What is required: Can you print every record below exactly as written?

── Dataset records ──

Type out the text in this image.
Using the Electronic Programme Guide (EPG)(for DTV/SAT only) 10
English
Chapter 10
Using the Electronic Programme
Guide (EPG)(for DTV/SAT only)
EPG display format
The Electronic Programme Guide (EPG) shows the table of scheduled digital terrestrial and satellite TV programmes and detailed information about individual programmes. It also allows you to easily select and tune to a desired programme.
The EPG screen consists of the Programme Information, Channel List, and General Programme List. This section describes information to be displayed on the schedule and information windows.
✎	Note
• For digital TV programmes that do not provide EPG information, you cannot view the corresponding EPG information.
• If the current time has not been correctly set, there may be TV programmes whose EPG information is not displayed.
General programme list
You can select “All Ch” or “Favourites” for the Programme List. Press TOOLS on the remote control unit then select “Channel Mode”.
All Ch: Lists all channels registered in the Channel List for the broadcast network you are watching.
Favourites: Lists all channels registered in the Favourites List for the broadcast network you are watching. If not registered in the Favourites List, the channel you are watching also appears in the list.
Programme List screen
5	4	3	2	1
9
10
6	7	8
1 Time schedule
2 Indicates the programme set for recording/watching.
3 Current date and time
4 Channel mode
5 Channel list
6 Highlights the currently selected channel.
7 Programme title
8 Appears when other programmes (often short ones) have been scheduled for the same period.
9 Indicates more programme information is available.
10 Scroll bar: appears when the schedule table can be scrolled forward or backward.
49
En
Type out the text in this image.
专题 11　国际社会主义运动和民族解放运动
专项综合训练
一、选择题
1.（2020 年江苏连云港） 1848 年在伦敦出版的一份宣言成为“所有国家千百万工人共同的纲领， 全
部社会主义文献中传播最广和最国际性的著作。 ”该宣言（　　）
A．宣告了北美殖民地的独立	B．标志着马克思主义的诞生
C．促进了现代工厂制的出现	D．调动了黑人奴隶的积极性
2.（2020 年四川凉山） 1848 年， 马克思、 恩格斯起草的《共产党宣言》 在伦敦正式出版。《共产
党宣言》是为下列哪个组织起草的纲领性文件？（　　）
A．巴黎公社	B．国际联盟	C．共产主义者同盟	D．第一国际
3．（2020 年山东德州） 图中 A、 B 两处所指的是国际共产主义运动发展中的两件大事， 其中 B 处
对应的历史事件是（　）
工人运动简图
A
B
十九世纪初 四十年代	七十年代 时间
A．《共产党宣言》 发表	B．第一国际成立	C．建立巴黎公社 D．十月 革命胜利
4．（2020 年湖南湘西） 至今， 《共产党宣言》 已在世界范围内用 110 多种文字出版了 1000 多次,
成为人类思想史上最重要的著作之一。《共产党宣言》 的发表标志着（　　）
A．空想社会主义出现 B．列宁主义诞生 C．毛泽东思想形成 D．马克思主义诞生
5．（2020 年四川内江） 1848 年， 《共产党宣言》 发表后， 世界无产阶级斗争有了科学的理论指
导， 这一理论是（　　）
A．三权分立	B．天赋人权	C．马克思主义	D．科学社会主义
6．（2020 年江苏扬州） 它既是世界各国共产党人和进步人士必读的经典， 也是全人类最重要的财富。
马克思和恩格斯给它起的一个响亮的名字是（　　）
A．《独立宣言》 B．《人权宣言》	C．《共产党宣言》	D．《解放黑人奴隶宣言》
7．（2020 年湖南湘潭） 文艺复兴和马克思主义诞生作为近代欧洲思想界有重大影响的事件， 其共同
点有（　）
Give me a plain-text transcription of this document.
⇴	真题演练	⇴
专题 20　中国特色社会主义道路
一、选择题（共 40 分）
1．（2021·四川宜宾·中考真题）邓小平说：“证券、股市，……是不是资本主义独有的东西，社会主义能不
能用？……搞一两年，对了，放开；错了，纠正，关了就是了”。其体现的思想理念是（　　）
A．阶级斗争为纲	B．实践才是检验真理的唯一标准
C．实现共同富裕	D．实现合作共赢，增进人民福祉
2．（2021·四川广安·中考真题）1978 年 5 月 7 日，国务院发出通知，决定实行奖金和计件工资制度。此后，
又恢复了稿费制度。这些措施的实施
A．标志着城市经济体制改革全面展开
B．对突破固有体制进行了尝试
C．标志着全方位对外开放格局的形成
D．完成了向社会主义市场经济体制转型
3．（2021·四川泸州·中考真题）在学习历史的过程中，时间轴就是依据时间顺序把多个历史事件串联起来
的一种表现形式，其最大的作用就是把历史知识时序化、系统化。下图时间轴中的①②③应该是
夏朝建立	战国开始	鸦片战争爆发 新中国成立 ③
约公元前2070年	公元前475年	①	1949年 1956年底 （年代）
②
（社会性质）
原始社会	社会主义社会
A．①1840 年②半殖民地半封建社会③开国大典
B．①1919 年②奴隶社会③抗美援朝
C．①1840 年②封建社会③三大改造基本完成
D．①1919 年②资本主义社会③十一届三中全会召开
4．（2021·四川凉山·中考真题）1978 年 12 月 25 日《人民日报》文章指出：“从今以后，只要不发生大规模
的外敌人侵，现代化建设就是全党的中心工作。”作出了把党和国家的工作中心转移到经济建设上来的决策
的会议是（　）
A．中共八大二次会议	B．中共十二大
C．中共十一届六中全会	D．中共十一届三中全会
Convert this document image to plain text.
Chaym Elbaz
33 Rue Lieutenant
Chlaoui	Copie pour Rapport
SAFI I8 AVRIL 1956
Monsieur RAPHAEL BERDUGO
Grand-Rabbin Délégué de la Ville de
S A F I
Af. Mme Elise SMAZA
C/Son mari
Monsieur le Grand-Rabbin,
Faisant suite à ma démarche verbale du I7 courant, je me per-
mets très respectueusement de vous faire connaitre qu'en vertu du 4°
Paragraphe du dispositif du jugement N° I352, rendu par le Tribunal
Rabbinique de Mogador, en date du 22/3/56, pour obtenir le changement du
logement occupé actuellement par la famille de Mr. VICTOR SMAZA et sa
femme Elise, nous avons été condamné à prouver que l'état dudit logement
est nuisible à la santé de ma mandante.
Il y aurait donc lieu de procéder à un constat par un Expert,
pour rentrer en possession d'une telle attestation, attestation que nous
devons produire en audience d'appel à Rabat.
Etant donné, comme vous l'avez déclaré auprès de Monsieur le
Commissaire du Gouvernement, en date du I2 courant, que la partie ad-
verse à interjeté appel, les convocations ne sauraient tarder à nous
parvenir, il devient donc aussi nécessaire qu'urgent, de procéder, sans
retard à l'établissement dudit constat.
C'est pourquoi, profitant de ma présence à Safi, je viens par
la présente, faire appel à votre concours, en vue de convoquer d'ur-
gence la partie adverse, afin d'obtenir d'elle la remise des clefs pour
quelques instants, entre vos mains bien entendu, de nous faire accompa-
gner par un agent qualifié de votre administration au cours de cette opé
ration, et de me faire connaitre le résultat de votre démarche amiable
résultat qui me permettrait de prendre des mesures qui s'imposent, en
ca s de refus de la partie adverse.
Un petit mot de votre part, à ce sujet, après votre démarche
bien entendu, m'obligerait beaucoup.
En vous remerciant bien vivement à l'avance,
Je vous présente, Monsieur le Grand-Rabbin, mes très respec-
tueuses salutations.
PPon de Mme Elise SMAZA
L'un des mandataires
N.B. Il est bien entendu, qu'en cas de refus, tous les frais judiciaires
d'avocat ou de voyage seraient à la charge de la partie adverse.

───

In response:
Type out the text in this image.
Using the Electronic Programme Guide (EPG)(for DTV/SAT only) 10
English
Chapter 10
Using the Electronic Programme
Guide (EPG)(for DTV/SAT only)
EPG display format
The Electronic Programme Guide (EPG) shows the table of scheduled digital terrestrial and satellite TV programmes and detailed information about individual programmes. It also allows you to easily select and tune to a desired programme.
The EPG screen consists of the Programme Information, Channel List, and General Programme List. This section describes information to be displayed on the schedule and information windows.
✎	Note
• For digital TV programmes that do not provide EPG information, you cannot view the corresponding EPG information.
• If the current time has not been correctly set, there may be TV programmes whose EPG information is not displayed.
General programme list
You can select “All Ch” or “Favourites” for the Programme List. Press TOOLS on the remote control unit then select “Channel Mode”.
All Ch: Lists all channels registered in the Channel List for the broadcast network you are watching.
Favourites: Lists all channels registered in the Favourites List for the broadcast network you are watching. If not registered in the Favourites List, the channel you are watching also appears in the list.
Programme List screen
5	4	3	2	1
9
10
6	7	8
1 Time schedule
2 Indicates the programme set for recording/watching.
3 Current date and time
4 Channel mode
5 Channel list
6 Highlights the currently selected channel.
7 Programme title
8 Appears when other programmes (often short ones) have been scheduled for the same period.
9 Indicates more programme information is available.
10 Scroll bar: appears when the schedule table can be scrolled forward or backward.
49
En
Type out the text in this image.
专题 11　国际社会主义运动和民族解放运动
专项综合训练
一、选择题
1.（2020 年江苏连云港） 1848 年在伦敦出版的一份宣言成为“所有国家千百万工人共同的纲领， 全
部社会主义文献中传播最广和最国际性的著作。 ”该宣言（　　）
A．宣告了北美殖民地的独立	B．标志着马克思主义的诞生
C．促进了现代工厂制的出现	D．调动了黑人奴隶的积极性
2.（2020 年四川凉山） 1848 年， 马克思、 恩格斯起草的《共产党宣言》 在伦敦正式出版。《共产
党宣言》是为下列哪个组织起草的纲领性文件？（　　）
A．巴黎公社	B．国际联盟	C．共产主义者同盟	D．第一国际
3．（2020 年山东德州） 图中 A、 B 两处所指的是国际共产主义运动发展中的两件大事， 其中 B 处
对应的历史事件是（　）
工人运动简图
A
B
十九世纪初 四十年代	七十年代 时间
A．《共产党宣言》 发表	B．第一国际成立	C．建立巴黎公社 D．十月 革命胜利
4．（2020 年湖南湘西） 至今， 《共产党宣言》 已在世界范围内用 110 多种文字出版了 1000 多次,
成为人类思想史上最重要的著作之一。《共产党宣言》 的发表标志着（　　）
A．空想社会主义出现 B．列宁主义诞生 C．毛泽东思想形成 D．马克思主义诞生
5．（2020 年四川内江） 1848 年， 《共产党宣言》 发表后， 世界无产阶级斗争有了科学的理论指
导， 这一理论是（　　）
A．三权分立	B．天赋人权	C．马克思主义	D．科学社会主义
6．（2020 年江苏扬州） 它既是世界各国共产党人和进步人士必读的经典， 也是全人类最重要的财富。
马克思和恩格斯给它起的一个响亮的名字是（　　）
A．《独立宣言》 B．《人权宣言》	C．《共产党宣言》	D．《解放黑人奴隶宣言》
7．（2020 年湖南湘潭） 文艺复兴和马克思主义诞生作为近代欧洲思想界有重大影响的事件， 其共同
点有（　）
Give me a plain-text transcription of this document.
⇴	真题演练	⇴
专题 20　中国特色社会主义道路
一、选择题（共 40 分）
1．（2021·四川宜宾·中考真题）邓小平说：“证券、股市，……是不是资本主义独有的东西，社会主义能不
能用？……搞一两年，对了，放开；错了，纠正，关了就是了”。其体现的思想理念是（　　）
A．阶级斗争为纲	B．实践才是检验真理的唯一标准
C．实现共同富裕	D．实现合作共赢，增进人民福祉
2．（2021·四川广安·中考真题）1978 年 5 月 7 日，国务院发出通知，决定实行奖金和计件工资制度。此后，
又恢复了稿费制度。这些措施的实施
A．标志着城市经济体制改革全面展开
B．对突破固有体制进行了尝试
C．标志着全方位对外开放格局的形成
D．完成了向社会主义市场经济体制转型
3．（2021·四川泸州·中考真题）在学习历史的过程中，时间轴就是依据时间顺序把多个历史事件串联起来
的一种表现形式，其最大的作用就是把历史知识时序化、系统化。下图时间轴中的①②③应该是
夏朝建立	战国开始	鸦片战争爆发 新中国成立 ③
约公元前2070年	公元前475年	①	1949年 1956年底 （年代）
②
（社会性质）
原始社会	社会主义社会
A．①1840 年②半殖民地半封建社会③开国大典
B．①1919 年②奴隶社会③抗美援朝
C．①1840 年②封建社会③三大改造基本完成
D．①1919 年②资本主义社会③十一届三中全会召开
4．（2021·四川凉山·中考真题）1978 年 12 月 25 日《人民日报》文章指出：“从今以后，只要不发生大规模
的外敌人侵，现代化建设就是全党的中心工作。”作出了把党和国家的工作中心转移到经济建设上来的决策
的会议是（　）
A．中共八大二次会议	B．中共十二大
C．中共十一届六中全会	D．中共十一届三中全会
Convert this document image to plain text.
Chaym Elbaz
33 Rue Lieutenant
Chlaoui	Copie pour Rapport
SAFI I8 AVRIL 1956
Monsieur RAPHAEL BERDUGO
Grand-Rabbin Délégué de la Ville de
S A F I
Af. Mme Elise SMAZA
C/Son mari
Monsieur le Grand-Rabbin,
Faisant suite à ma démarche verbale du I7 courant, je me per-
mets très respectueusement de vous faire connaitre qu'en vertu du 4°
Paragraphe du dispositif du jugement N° I352, rendu par le Tribunal
Rabbinique de Mogador, en date du 22/3/56, pour obtenir le changement du
logement occupé actuellement par la famille de Mr. VICTOR SMAZA et sa
femme Elise, nous avons été condamné à prouver que l'état dudit logement
est nuisible à la santé de ma mandante.
Il y aurait donc lieu de procéder à un constat par un Expert,
pour rentrer en possession d'une telle attestation, attestation que nous
devons produire en audience d'appel à Rabat.
Etant donné, comme vous l'avez déclaré auprès de Monsieur le
Commissaire du Gouvernement, en date du I2 courant, que la partie ad-
verse à interjeté appel, les convocations ne sauraient tarder à nous
parvenir, il devient donc aussi nécessaire qu'urgent, de procéder, sans
retard à l'établissement dudit constat.
C'est pourquoi, profitant de ma présence à Safi, je viens par
la présente, faire appel à votre concours, en vue de convoquer d'ur-
gence la partie adverse, afin d'obtenir d'elle la remise des clefs pour
quelques instants, entre vos mains bien entendu, de nous faire accompa-
gner par un agent qualifié de votre administration au cours de cette opé
ration, et de me faire connaitre le résultat de votre démarche amiable
résultat qui me permettrait de prendre des mesures qui s'imposent, en
ca s de refus de la partie adverse.
Un petit mot de votre part, à ce sujet, après votre démarche
bien entendu, m'obligerait beaucoup.
En vous remerciant bien vivement à l'avance,
Je vous présente, Monsieur le Grand-Rabbin, mes très respec-
tueuses salutations.
PPon de Mme Elise SMAZA
L'un des mandataires
N.B. Il est bien entendu, qu'en cas de refus, tous les frais judiciaires
d'avocat ou de voyage seraient à la charge de la partie adverse.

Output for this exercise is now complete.